| GIVEN INFORMATION |

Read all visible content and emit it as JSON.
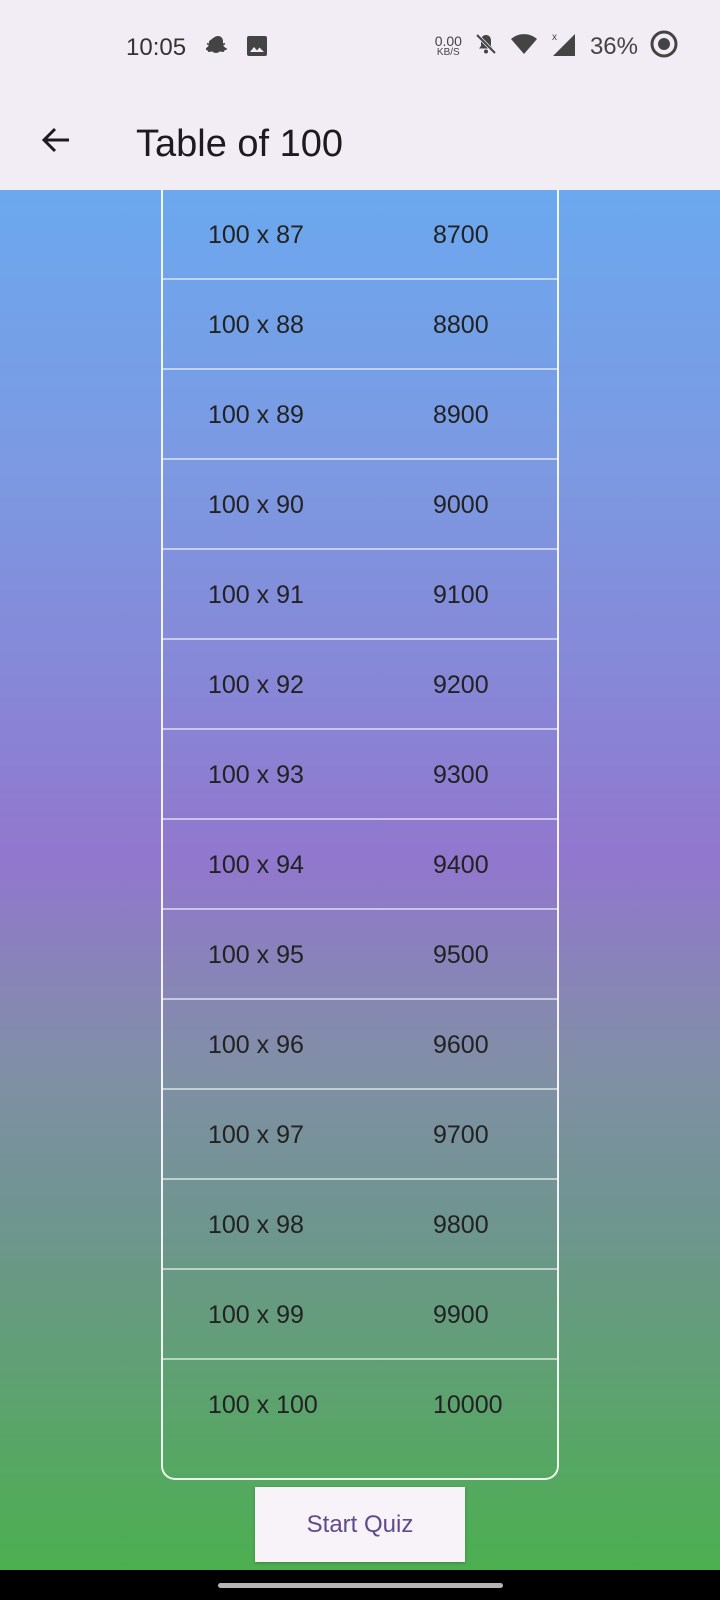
{
  "status_bar": {
    "time": "10:05",
    "net_speed_value": "0.00",
    "net_speed_unit": "KB/S",
    "battery": "36%"
  },
  "app_bar": {
    "title": "Table of 100"
  },
  "table": {
    "rows": [
      {
        "expr": "100 x 87",
        "result": "8700"
      },
      {
        "expr": "100 x 88",
        "result": "8800"
      },
      {
        "expr": "100 x 89",
        "result": "8900"
      },
      {
        "expr": "100 x 90",
        "result": "9000"
      },
      {
        "expr": "100 x 91",
        "result": "9100"
      },
      {
        "expr": "100 x 92",
        "result": "9200"
      },
      {
        "expr": "100 x 93",
        "result": "9300"
      },
      {
        "expr": "100 x 94",
        "result": "9400"
      },
      {
        "expr": "100 x 95",
        "result": "9500"
      },
      {
        "expr": "100 x 96",
        "result": "9600"
      },
      {
        "expr": "100 x 97",
        "result": "9700"
      },
      {
        "expr": "100 x 98",
        "result": "9800"
      },
      {
        "expr": "100 x 99",
        "result": "9900"
      },
      {
        "expr": "100 x 100",
        "result": "10000"
      }
    ]
  },
  "actions": {
    "start_quiz_label": "Start Quiz"
  },
  "colors": {
    "accent": "#5f4b8b",
    "gradient_top": "#61b2f7",
    "gradient_mid": "#9177cd",
    "gradient_bottom": "#4caf50"
  }
}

| INSTRUCTIONS TO FOLLOW |
Reproduce the whole listing word for word, setting aside any pictures.

| REPLY TO THE EXERCISE |
Read all visible content and emit it as JSON.
{
  "status_bar": {
    "time": "10:05",
    "net_speed_value": "0.00",
    "net_speed_unit": "KB/S",
    "battery": "36%"
  },
  "app_bar": {
    "title": "Table of 100"
  },
  "table": {
    "rows": [
      {
        "expr": "100 x 87",
        "result": "8700"
      },
      {
        "expr": "100 x 88",
        "result": "8800"
      },
      {
        "expr": "100 x 89",
        "result": "8900"
      },
      {
        "expr": "100 x 90",
        "result": "9000"
      },
      {
        "expr": "100 x 91",
        "result": "9100"
      },
      {
        "expr": "100 x 92",
        "result": "9200"
      },
      {
        "expr": "100 x 93",
        "result": "9300"
      },
      {
        "expr": "100 x 94",
        "result": "9400"
      },
      {
        "expr": "100 x 95",
        "result": "9500"
      },
      {
        "expr": "100 x 96",
        "result": "9600"
      },
      {
        "expr": "100 x 97",
        "result": "9700"
      },
      {
        "expr": "100 x 98",
        "result": "9800"
      },
      {
        "expr": "100 x 99",
        "result": "9900"
      },
      {
        "expr": "100 x 100",
        "result": "10000"
      }
    ]
  },
  "actions": {
    "start_quiz_label": "Start Quiz"
  },
  "colors": {
    "accent": "#5f4b8b",
    "gradient_top": "#61b2f7",
    "gradient_mid": "#9177cd",
    "gradient_bottom": "#4caf50"
  }
}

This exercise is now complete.